---------- EXERCISE MATERIALS

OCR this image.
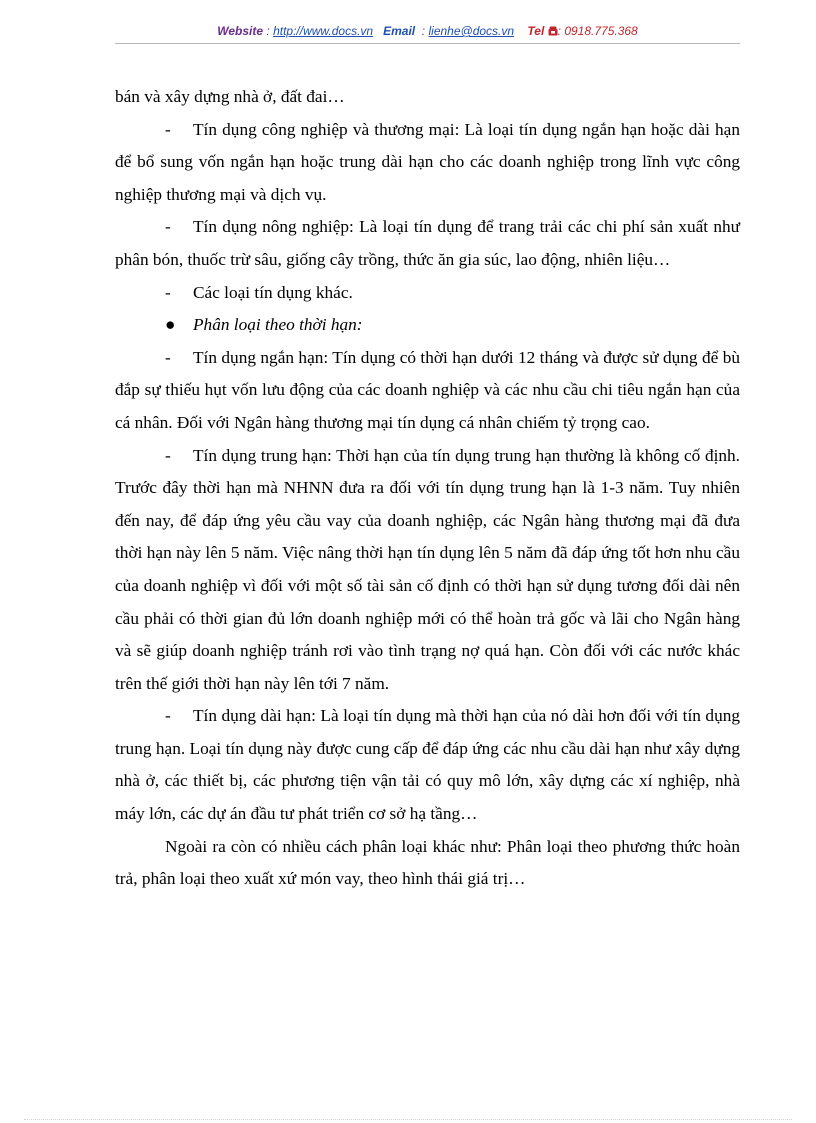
Website : http://www.docs.vn Email  : lienhe@docs.vn Tel : 0918.775.368

bán và xây dựng nhà ở, đất đai…

- Tín dụng công nghiệp và thương mại: Là loại tín dụng ngắn hạn hoặc dài hạn để bổ sung vốn ngắn hạn hoặc trung dài hạn cho các doanh nghiệp trong lĩnh vực công nghiệp thương mại và dịch vụ.

- Tín dụng nông nghiệp: Là loại tín dụng để trang trải các chi phí sản xuất như phân bón, thuốc trừ sâu, giống cây trồng, thức ăn gia súc, lao động, nhiên liệu…

- Các loại tín dụng khác.

● Phân loại theo thời hạn:

- Tín dụng ngắn hạn: Tín dụng có thời hạn dưới 12 tháng và được sử dụng để bù đắp sự thiếu hụt vốn lưu động của các doanh nghiệp và các nhu cầu chi tiêu ngắn hạn của cá nhân. Đối với Ngân hàng thương mại tín dụng cá nhân chiếm tỷ trọng cao.

- Tín dụng trung hạn: Thời hạn của tín dụng trung hạn thường là không cố định. Trước đây thời hạn mà NHNN đưa ra đối với tín dụng trung hạn là 1-3 năm. Tuy nhiên đến nay, để đáp ứng yêu cầu vay của doanh nghiệp, các Ngân hàng thương mại đã đưa thời hạn này lên 5 năm. Việc nâng thời hạn tín dụng lên 5 năm đã đáp ứng tốt hơn nhu cầu của doanh nghiệp vì đối với một số tài sản cố định có thời hạn sử dụng tương đối dài nên cầu phải có thời gian đủ lớn doanh nghiệp mới có thể hoàn trả gốc và lãi cho Ngân hàng và sẽ giúp doanh nghiệp tránh rơi vào tình trạng nợ quá hạn. Còn đối với các nước khác trên thế giới thời hạn này lên tới 7 năm.

- Tín dụng dài hạn: Là loại tín dụng mà thời hạn của nó dài hơn đối với tín dụng trung hạn. Loại tín dụng này được cung cấp để đáp ứng các nhu cầu dài hạn như xây dựng nhà ở, các thiết bị, các phương tiện vận tải có quy mô lớn, xây dựng các xí nghiệp, nhà máy lớn, các dự án đầu tư phát triển cơ sở hạ tầng…

Ngoài ra còn có nhiều cách phân loại khác như: Phân loại theo phương thức hoàn trả, phân loại theo xuất xứ món vay, theo hình thái giá trị…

--------------------

WHAT YOU NEED TO DO :: Using the records above, say how many lines include the string "được". Only the number is wanted.

TASK RESPONSE :: 2